** BEGIN **
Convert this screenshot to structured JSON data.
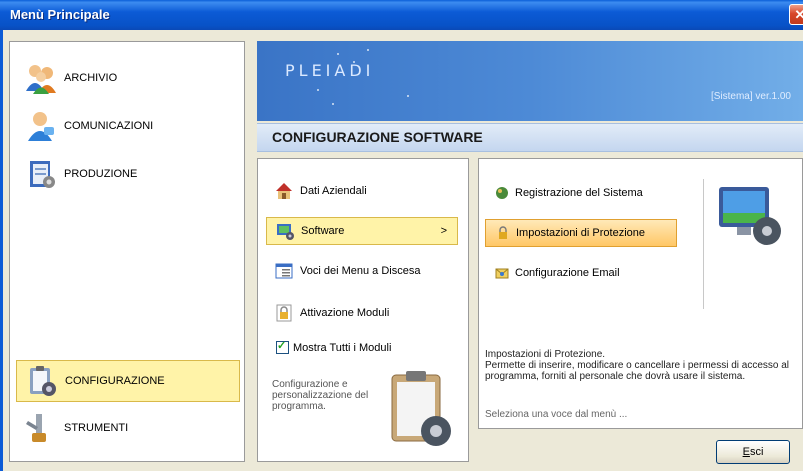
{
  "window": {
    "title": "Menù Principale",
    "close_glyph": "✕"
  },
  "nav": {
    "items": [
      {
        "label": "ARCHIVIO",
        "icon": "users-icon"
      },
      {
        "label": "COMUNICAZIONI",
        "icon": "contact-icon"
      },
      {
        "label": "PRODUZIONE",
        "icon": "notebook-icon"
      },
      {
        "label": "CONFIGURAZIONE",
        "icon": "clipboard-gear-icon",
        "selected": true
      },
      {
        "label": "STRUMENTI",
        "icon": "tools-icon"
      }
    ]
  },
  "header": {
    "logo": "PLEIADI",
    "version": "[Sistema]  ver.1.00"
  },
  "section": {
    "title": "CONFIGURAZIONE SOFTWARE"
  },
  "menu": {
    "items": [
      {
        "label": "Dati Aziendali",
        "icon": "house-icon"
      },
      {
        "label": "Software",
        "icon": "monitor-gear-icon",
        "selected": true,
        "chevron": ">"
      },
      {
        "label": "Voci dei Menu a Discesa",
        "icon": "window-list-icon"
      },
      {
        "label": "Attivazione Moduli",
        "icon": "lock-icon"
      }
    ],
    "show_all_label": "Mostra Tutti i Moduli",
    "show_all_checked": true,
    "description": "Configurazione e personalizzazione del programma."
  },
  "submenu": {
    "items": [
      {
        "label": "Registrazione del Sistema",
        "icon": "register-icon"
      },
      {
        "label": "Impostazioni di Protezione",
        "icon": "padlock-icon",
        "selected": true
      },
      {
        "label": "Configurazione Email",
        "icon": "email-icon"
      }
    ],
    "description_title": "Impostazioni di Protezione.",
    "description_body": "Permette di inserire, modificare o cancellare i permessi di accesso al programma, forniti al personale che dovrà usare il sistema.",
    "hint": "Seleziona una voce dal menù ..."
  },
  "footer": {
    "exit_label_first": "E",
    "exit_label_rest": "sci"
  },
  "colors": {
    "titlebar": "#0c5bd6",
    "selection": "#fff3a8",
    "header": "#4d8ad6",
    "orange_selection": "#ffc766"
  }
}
** END **
== What you need to do ==
Extract all the data above exactly, excluding every picture.

== Full solution ==
Convert this screenshot to structured JSON data.
{
  "window": {
    "title": "Menù Principale",
    "close_glyph": "✕"
  },
  "nav": {
    "items": [
      {
        "label": "ARCHIVIO",
        "icon": "users-icon"
      },
      {
        "label": "COMUNICAZIONI",
        "icon": "contact-icon"
      },
      {
        "label": "PRODUZIONE",
        "icon": "notebook-icon"
      },
      {
        "label": "CONFIGURAZIONE",
        "icon": "clipboard-gear-icon",
        "selected": true
      },
      {
        "label": "STRUMENTI",
        "icon": "tools-icon"
      }
    ]
  },
  "header": {
    "logo": "PLEIADI",
    "version": "[Sistema]  ver.1.00"
  },
  "section": {
    "title": "CONFIGURAZIONE SOFTWARE"
  },
  "menu": {
    "items": [
      {
        "label": "Dati Aziendali",
        "icon": "house-icon"
      },
      {
        "label": "Software",
        "icon": "monitor-gear-icon",
        "selected": true,
        "chevron": ">"
      },
      {
        "label": "Voci dei Menu a Discesa",
        "icon": "window-list-icon"
      },
      {
        "label": "Attivazione Moduli",
        "icon": "lock-icon"
      }
    ],
    "show_all_label": "Mostra Tutti i Moduli",
    "show_all_checked": true,
    "description": "Configurazione e personalizzazione del programma."
  },
  "submenu": {
    "items": [
      {
        "label": "Registrazione del Sistema",
        "icon": "register-icon"
      },
      {
        "label": "Impostazioni di Protezione",
        "icon": "padlock-icon",
        "selected": true
      },
      {
        "label": "Configurazione Email",
        "icon": "email-icon"
      }
    ],
    "description_title": "Impostazioni di Protezione.",
    "description_body": "Permette di inserire, modificare o cancellare i permessi di accesso al programma, forniti al personale che dovrà usare il sistema.",
    "hint": "Seleziona una voce dal menù ..."
  },
  "footer": {
    "exit_label_first": "E",
    "exit_label_rest": "sci"
  },
  "colors": {
    "titlebar": "#0c5bd6",
    "selection": "#fff3a8",
    "header": "#4d8ad6",
    "orange_selection": "#ffc766"
  }
}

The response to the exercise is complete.